Repeat the records exactly. Every line must match.

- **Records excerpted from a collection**
──────

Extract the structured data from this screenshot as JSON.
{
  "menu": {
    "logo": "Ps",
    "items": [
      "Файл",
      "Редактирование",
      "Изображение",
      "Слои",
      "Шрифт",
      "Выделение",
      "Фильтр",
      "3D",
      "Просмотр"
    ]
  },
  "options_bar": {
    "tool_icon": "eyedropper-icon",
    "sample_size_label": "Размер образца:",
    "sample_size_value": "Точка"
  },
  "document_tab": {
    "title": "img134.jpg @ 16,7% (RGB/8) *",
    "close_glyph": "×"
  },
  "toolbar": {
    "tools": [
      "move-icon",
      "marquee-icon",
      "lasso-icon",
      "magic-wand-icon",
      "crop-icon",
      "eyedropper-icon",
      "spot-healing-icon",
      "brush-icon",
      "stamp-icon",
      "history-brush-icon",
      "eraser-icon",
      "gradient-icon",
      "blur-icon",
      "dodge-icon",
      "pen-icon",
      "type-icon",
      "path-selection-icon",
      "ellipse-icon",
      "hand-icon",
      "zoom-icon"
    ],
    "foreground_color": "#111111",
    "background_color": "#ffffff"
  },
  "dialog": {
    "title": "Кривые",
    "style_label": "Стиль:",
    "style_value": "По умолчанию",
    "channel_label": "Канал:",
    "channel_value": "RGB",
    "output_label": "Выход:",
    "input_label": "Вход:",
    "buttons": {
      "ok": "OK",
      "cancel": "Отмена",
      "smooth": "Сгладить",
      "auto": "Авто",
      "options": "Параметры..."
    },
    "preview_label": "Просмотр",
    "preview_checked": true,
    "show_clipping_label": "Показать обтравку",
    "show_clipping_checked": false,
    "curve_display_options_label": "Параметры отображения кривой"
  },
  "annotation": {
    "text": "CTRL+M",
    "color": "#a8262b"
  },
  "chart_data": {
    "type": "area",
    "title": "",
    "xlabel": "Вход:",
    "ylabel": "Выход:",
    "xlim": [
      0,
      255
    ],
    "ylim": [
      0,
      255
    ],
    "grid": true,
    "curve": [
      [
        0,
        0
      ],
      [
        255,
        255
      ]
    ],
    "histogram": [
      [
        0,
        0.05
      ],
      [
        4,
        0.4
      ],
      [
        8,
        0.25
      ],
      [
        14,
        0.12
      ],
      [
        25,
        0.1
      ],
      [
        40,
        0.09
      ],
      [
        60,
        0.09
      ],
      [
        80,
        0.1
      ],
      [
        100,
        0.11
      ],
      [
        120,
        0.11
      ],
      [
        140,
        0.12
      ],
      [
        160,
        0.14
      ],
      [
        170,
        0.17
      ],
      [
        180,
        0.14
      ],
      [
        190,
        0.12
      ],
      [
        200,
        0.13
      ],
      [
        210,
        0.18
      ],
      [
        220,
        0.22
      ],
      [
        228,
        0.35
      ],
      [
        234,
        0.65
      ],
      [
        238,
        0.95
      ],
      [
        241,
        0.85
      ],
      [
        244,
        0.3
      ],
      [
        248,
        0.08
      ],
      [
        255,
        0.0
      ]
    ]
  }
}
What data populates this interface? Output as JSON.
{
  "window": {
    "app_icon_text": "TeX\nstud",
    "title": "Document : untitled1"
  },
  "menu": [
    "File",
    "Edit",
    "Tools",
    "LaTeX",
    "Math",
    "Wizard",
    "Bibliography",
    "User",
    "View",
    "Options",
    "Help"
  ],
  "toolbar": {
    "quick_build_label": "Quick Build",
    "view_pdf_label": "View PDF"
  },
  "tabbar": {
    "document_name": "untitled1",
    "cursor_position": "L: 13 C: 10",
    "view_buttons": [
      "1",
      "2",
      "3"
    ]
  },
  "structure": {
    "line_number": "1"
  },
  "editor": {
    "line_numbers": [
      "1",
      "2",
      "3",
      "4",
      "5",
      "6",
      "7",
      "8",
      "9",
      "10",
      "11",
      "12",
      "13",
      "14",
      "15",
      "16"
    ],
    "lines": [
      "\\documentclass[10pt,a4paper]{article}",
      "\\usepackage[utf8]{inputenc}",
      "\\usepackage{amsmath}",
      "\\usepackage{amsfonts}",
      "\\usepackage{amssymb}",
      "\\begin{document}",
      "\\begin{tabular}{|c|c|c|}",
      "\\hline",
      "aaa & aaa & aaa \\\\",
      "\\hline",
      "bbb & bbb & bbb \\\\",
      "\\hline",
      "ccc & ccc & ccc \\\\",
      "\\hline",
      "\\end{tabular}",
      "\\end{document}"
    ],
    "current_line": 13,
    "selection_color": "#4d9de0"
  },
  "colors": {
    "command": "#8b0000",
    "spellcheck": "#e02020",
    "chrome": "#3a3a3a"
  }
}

──────

- **Output below**
Extract the structured data from this screenshot as JSON.
{
  "menu": {
    "logo": "Ps",
    "items": [
      "Файл",
      "Редактирование",
      "Изображение",
      "Слои",
      "Шрифт",
      "Выделение",
      "Фильтр",
      "3D",
      "Просмотр"
    ]
  },
  "options_bar": {
    "tool_icon": "eyedropper-icon",
    "sample_size_label": "Размер образца:",
    "sample_size_value": "Точка"
  },
  "document_tab": {
    "title": "img134.jpg @ 16,7% (RGB/8) *",
    "close_glyph": "×"
  },
  "toolbar": {
    "tools": [
      "move-icon",
      "marquee-icon",
      "lasso-icon",
      "magic-wand-icon",
      "crop-icon",
      "eyedropper-icon",
      "spot-healing-icon",
      "brush-icon",
      "stamp-icon",
      "history-brush-icon",
      "eraser-icon",
      "gradient-icon",
      "blur-icon",
      "dodge-icon",
      "pen-icon",
      "type-icon",
      "path-selection-icon",
      "ellipse-icon",
      "hand-icon",
      "zoom-icon"
    ],
    "foreground_color": "#111111",
    "background_color": "#ffffff"
  },
  "dialog": {
    "title": "Кривые",
    "style_label": "Стиль:",
    "style_value": "По умолчанию",
    "channel_label": "Канал:",
    "channel_value": "RGB",
    "output_label": "Выход:",
    "input_label": "Вход:",
    "buttons": {
      "ok": "OK",
      "cancel": "Отмена",
      "smooth": "Сгладить",
      "auto": "Авто",
      "options": "Параметры..."
    },
    "preview_label": "Просмотр",
    "preview_checked": true,
    "show_clipping_label": "Показать обтравку",
    "show_clipping_checked": false,
    "curve_display_options_label": "Параметры отображения кривой"
  },
  "annotation": {
    "text": "CTRL+M",
    "color": "#a8262b"
  },
  "chart_data": {
    "type": "area",
    "title": "",
    "xlabel": "Вход:",
    "ylabel": "Выход:",
    "xlim": [
      0,
      255
    ],
    "ylim": [
      0,
      255
    ],
    "grid": true,
    "curve": [
      [
        0,
        0
      ],
      [
        255,
        255
      ]
    ],
    "histogram": [
      [
        0,
        0.05
      ],
      [
        4,
        0.4
      ],
      [
        8,
        0.25
      ],
      [
        14,
        0.12
      ],
      [
        25,
        0.1
      ],
      [
        40,
        0.09
      ],
      [
        60,
        0.09
      ],
      [
        80,
        0.1
      ],
      [
        100,
        0.11
      ],
      [
        120,
        0.11
      ],
      [
        140,
        0.12
      ],
      [
        160,
        0.14
      ],
      [
        170,
        0.17
      ],
      [
        180,
        0.14
      ],
      [
        190,
        0.12
      ],
      [
        200,
        0.13
      ],
      [
        210,
        0.18
      ],
      [
        220,
        0.22
      ],
      [
        228,
        0.35
      ],
      [
        234,
        0.65
      ],
      [
        238,
        0.95
      ],
      [
        241,
        0.85
      ],
      [
        244,
        0.3
      ],
      [
        248,
        0.08
      ],
      [
        255,
        0.0
      ]
    ]
  }
}
What data populates this interface? Output as JSON.
{
  "window": {
    "app_icon_text": "TeX\nstud",
    "title": "Document : untitled1"
  },
  "menu": [
    "File",
    "Edit",
    "Tools",
    "LaTeX",
    "Math",
    "Wizard",
    "Bibliography",
    "User",
    "View",
    "Options",
    "Help"
  ],
  "toolbar": {
    "quick_build_label": "Quick Build",
    "view_pdf_label": "View PDF"
  },
  "tabbar": {
    "document_name": "untitled1",
    "cursor_position": "L: 13 C: 10",
    "view_buttons": [
      "1",
      "2",
      "3"
    ]
  },
  "structure": {
    "line_number": "1"
  },
  "editor": {
    "line_numbers": [
      "1",
      "2",
      "3",
      "4",
      "5",
      "6",
      "7",
      "8",
      "9",
      "10",
      "11",
      "12",
      "13",
      "14",
      "15",
      "16"
    ],
    "lines": [
      "\\documentclass[10pt,a4paper]{article}",
      "\\usepackage[utf8]{inputenc}",
      "\\usepackage{amsmath}",
      "\\usepackage{amsfonts}",
      "\\usepackage{amssymb}",
      "\\begin{document}",
      "\\begin{tabular}{|c|c|c|}",
      "\\hline",
      "aaa & aaa & aaa \\\\",
      "\\hline",
      "bbb & bbb & bbb \\\\",
      "\\hline",
      "ccc & ccc & ccc \\\\",
      "\\hline",
      "\\end{tabular}",
      "\\end{document}"
    ],
    "current_line": 13,
    "selection_color": "#4d9de0"
  },
  "colors": {
    "command": "#8b0000",
    "spellcheck": "#e02020",
    "chrome": "#3a3a3a"
  }
}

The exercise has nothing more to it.